• What to produce: Would you output the whole listing below, exactly as it reads?
--- BEGIN Data excerpts ---
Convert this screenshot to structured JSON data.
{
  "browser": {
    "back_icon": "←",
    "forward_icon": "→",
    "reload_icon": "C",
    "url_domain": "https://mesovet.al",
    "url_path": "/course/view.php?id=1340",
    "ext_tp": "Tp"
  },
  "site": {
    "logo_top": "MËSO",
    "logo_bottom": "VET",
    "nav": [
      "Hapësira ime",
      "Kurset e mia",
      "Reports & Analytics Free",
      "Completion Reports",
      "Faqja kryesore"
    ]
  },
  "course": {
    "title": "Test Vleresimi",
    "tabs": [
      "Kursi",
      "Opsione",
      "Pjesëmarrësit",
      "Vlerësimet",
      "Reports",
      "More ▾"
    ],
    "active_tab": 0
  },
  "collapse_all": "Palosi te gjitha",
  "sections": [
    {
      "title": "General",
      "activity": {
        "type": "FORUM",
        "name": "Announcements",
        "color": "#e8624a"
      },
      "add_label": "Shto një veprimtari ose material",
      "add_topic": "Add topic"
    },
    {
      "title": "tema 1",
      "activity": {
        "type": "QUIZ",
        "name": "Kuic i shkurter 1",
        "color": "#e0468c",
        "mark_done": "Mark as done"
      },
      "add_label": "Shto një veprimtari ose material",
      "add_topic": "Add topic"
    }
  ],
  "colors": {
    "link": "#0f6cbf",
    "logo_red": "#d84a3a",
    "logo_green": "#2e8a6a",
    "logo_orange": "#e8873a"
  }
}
--- END Data excerpts ---
• Exercise response:
Convert this screenshot to structured JSON data.
{
  "browser": {
    "back_icon": "←",
    "forward_icon": "→",
    "reload_icon": "C",
    "url_domain": "https://mesovet.al",
    "url_path": "/course/view.php?id=1340",
    "ext_tp": "Tp"
  },
  "site": {
    "logo_top": "MËSO",
    "logo_bottom": "VET",
    "nav": [
      "Hapësira ime",
      "Kurset e mia",
      "Reports & Analytics Free",
      "Completion Reports",
      "Faqja kryesore"
    ]
  },
  "course": {
    "title": "Test Vleresimi",
    "tabs": [
      "Kursi",
      "Opsione",
      "Pjesëmarrësit",
      "Vlerësimet",
      "Reports",
      "More ▾"
    ],
    "active_tab": 0
  },
  "collapse_all": "Palosi te gjitha",
  "sections": [
    {
      "title": "General",
      "activity": {
        "type": "FORUM",
        "name": "Announcements",
        "color": "#e8624a"
      },
      "add_label": "Shto një veprimtari ose material",
      "add_topic": "Add topic"
    },
    {
      "title": "tema 1",
      "activity": {
        "type": "QUIZ",
        "name": "Kuic i shkurter 1",
        "color": "#e0468c",
        "mark_done": "Mark as done"
      },
      "add_label": "Shto një veprimtari ose material",
      "add_topic": "Add topic"
    }
  ],
  "colors": {
    "link": "#0f6cbf",
    "logo_red": "#d84a3a",
    "logo_green": "#2e8a6a",
    "logo_orange": "#e8873a"
  }
}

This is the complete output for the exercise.